Copy out every line that contains the word "from".

* BEGIN RECORDS FOR THE TASK *

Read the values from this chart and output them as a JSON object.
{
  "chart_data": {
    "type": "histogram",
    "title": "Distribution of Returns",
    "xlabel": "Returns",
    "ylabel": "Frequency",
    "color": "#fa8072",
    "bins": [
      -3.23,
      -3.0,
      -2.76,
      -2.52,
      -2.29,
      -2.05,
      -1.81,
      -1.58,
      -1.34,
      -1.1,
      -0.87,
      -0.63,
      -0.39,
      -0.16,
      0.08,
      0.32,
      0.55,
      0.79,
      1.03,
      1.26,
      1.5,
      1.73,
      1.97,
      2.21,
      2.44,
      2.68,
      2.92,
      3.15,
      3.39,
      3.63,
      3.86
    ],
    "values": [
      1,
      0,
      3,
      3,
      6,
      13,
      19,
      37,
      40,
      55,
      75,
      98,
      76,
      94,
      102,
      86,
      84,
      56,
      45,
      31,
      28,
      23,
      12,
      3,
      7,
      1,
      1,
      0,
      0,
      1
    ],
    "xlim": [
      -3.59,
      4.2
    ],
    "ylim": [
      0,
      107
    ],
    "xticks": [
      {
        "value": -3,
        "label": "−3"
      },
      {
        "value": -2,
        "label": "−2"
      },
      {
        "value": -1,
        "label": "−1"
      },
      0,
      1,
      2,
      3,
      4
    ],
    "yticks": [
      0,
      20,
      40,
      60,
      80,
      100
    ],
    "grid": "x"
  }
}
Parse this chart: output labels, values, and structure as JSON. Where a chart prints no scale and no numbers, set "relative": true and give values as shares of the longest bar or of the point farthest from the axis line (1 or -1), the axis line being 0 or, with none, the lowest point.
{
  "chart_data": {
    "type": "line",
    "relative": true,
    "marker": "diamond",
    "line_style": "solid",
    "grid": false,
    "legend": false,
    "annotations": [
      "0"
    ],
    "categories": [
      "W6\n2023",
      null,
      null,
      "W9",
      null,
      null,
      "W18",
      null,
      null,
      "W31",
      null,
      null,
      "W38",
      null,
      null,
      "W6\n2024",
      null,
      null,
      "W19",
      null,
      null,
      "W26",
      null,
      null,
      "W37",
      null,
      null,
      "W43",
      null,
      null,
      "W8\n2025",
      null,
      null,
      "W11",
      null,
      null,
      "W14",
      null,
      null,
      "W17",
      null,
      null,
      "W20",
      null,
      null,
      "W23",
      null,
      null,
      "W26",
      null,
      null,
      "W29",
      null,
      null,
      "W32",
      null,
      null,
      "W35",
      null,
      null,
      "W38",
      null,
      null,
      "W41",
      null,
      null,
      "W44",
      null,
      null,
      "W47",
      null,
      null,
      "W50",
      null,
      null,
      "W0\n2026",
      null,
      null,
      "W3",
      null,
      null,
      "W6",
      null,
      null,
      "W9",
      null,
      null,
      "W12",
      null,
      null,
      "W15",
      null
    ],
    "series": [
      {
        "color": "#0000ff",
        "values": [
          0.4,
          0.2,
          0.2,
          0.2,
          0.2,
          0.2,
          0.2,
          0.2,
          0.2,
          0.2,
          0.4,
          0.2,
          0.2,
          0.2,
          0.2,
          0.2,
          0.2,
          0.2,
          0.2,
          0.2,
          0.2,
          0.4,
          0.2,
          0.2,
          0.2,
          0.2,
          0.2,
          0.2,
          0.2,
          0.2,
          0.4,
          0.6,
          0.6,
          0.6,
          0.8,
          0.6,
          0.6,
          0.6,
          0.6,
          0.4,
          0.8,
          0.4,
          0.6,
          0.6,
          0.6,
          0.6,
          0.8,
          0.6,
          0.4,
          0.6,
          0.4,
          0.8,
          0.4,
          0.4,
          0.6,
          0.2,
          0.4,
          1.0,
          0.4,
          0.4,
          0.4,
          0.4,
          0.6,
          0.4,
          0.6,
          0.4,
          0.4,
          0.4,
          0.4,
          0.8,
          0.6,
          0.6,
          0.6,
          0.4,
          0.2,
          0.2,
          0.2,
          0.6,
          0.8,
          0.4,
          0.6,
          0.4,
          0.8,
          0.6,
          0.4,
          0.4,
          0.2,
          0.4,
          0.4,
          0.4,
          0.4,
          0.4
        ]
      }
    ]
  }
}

* END RECORDS FOR THE TASK *

§ WRITTEN RESPONSE
Read the values from this chart and output them as a JSON object.
Parse this chart: output labels, values, and structure as JSON. Where a chart prints no scale and no numbers, set "relative": true and give values as shares of the longest bar or of the point farthest from the axis line (1 or -1), the axis line being 0 or, with none, the lowest point.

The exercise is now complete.